Challenge.
Answer with a single number: how many lines in the listing below include "accent"?

Stored data
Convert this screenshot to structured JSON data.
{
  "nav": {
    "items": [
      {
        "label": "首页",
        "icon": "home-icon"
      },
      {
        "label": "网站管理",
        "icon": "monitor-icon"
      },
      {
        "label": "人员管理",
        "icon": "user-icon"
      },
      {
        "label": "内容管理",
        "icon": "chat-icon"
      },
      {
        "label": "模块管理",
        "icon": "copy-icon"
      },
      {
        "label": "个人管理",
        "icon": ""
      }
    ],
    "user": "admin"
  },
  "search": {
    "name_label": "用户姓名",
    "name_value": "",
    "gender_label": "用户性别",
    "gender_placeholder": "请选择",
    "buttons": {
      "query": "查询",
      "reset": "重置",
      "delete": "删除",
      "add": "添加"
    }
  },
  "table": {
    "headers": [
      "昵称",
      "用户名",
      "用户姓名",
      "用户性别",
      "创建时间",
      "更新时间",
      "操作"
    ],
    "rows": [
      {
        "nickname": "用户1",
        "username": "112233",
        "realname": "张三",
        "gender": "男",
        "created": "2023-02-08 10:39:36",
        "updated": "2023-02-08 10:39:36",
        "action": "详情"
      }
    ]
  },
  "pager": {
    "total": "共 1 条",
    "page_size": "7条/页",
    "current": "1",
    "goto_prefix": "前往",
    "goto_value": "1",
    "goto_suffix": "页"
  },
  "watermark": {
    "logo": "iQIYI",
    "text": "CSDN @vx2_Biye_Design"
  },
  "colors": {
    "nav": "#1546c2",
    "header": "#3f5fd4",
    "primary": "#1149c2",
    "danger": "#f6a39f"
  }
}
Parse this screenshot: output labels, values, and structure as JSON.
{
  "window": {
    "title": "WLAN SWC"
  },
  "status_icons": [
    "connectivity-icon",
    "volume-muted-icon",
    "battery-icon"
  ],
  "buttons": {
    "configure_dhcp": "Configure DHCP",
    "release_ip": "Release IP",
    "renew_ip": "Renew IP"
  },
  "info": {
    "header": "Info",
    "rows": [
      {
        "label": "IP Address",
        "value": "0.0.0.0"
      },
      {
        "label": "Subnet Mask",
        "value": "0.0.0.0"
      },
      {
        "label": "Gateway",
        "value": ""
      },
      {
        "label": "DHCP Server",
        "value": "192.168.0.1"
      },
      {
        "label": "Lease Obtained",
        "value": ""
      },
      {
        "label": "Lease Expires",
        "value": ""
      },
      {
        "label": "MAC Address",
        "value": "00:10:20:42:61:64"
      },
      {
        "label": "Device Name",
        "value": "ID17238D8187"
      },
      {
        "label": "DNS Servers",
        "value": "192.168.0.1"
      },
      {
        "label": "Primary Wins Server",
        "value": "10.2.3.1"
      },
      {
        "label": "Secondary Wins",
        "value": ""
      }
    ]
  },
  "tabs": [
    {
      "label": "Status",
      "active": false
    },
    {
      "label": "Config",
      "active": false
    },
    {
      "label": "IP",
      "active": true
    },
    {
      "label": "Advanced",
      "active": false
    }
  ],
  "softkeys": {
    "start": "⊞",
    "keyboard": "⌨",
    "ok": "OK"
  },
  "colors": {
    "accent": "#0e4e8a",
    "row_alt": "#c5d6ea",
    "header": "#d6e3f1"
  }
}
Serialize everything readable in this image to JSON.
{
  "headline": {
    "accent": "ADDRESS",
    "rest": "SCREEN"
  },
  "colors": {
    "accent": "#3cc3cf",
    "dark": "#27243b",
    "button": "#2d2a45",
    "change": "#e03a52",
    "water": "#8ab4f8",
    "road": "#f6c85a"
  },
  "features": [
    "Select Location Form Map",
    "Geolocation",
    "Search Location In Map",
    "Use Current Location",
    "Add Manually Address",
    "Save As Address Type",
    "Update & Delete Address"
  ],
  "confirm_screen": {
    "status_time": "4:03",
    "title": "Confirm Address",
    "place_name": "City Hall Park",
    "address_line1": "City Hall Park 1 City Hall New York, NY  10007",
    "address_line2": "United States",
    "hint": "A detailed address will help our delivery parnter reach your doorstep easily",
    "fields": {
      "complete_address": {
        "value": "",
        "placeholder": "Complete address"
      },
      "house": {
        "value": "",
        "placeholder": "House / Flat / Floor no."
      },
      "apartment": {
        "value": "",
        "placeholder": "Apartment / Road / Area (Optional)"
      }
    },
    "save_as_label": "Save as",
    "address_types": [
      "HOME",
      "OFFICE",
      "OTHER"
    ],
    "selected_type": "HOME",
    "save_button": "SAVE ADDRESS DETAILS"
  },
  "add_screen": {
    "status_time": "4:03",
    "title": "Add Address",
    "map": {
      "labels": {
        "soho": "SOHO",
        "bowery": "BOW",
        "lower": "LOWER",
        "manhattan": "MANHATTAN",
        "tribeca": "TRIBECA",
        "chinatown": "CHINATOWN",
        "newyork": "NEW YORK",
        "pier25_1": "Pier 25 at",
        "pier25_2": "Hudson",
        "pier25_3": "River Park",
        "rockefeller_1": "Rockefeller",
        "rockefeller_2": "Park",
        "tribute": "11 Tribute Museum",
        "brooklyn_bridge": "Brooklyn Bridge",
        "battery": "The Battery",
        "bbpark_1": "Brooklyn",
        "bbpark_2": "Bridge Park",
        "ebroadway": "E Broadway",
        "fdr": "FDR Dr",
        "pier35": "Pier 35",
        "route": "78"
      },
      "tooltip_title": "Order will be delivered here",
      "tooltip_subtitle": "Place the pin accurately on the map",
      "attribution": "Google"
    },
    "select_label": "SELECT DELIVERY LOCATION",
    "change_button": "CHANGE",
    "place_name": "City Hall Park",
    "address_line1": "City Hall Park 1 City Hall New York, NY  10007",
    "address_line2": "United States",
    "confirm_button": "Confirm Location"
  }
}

Solved problem.
3